GIVEN REQUEST: Write each line out exactly, leaving none out.

MATERIAL FOR THIS TASK:
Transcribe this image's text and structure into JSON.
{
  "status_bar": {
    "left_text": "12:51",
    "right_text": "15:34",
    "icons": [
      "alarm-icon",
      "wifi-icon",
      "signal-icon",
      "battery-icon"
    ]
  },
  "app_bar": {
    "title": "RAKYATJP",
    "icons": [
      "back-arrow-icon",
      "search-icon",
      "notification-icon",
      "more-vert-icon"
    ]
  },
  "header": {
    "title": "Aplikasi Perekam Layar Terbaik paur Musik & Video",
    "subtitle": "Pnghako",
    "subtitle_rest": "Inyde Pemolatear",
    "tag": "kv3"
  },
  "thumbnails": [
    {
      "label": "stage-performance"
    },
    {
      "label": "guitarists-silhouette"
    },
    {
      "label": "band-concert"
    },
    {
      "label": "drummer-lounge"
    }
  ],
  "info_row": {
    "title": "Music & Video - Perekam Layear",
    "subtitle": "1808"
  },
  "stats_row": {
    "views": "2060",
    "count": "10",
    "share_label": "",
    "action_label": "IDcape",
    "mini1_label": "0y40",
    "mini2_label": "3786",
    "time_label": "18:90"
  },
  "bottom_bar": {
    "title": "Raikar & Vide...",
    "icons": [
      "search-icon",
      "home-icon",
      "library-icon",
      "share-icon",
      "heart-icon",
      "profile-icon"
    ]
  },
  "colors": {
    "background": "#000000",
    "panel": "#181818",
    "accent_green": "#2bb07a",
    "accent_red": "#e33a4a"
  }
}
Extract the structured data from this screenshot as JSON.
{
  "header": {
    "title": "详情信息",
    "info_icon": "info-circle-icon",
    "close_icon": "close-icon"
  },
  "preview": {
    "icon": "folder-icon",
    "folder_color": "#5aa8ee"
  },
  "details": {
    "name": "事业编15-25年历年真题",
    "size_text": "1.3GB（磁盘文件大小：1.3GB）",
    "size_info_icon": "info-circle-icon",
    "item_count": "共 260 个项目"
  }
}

RESULT:
Transcribe this image's text and structure into JSON.
{
  "status_bar": {
    "left_text": "12:51",
    "right_text": "15:34",
    "icons": [
      "alarm-icon",
      "wifi-icon",
      "signal-icon",
      "battery-icon"
    ]
  },
  "app_bar": {
    "title": "RAKYATJP",
    "icons": [
      "back-arrow-icon",
      "search-icon",
      "notification-icon",
      "more-vert-icon"
    ]
  },
  "header": {
    "title": "Aplikasi Perekam Layar Terbaik paur Musik & Video",
    "subtitle": "Pnghako",
    "subtitle_rest": "Inyde Pemolatear",
    "tag": "kv3"
  },
  "thumbnails": [
    {
      "label": "stage-performance"
    },
    {
      "label": "guitarists-silhouette"
    },
    {
      "label": "band-concert"
    },
    {
      "label": "drummer-lounge"
    }
  ],
  "info_row": {
    "title": "Music & Video - Perekam Layear",
    "subtitle": "1808"
  },
  "stats_row": {
    "views": "2060",
    "count": "10",
    "share_label": "",
    "action_label": "IDcape",
    "mini1_label": "0y40",
    "mini2_label": "3786",
    "time_label": "18:90"
  },
  "bottom_bar": {
    "title": "Raikar & Vide...",
    "icons": [
      "search-icon",
      "home-icon",
      "library-icon",
      "share-icon",
      "heart-icon",
      "profile-icon"
    ]
  },
  "colors": {
    "background": "#000000",
    "panel": "#181818",
    "accent_green": "#2bb07a",
    "accent_red": "#e33a4a"
  }
}
Extract the structured data from this screenshot as JSON.
{
  "header": {
    "title": "详情信息",
    "info_icon": "info-circle-icon",
    "close_icon": "close-icon"
  },
  "preview": {
    "icon": "folder-icon",
    "folder_color": "#5aa8ee"
  },
  "details": {
    "name": "事业编15-25年历年真题",
    "size_text": "1.3GB（磁盘文件大小：1.3GB）",
    "size_info_icon": "info-circle-icon",
    "item_count": "共 260 个项目"
  }
}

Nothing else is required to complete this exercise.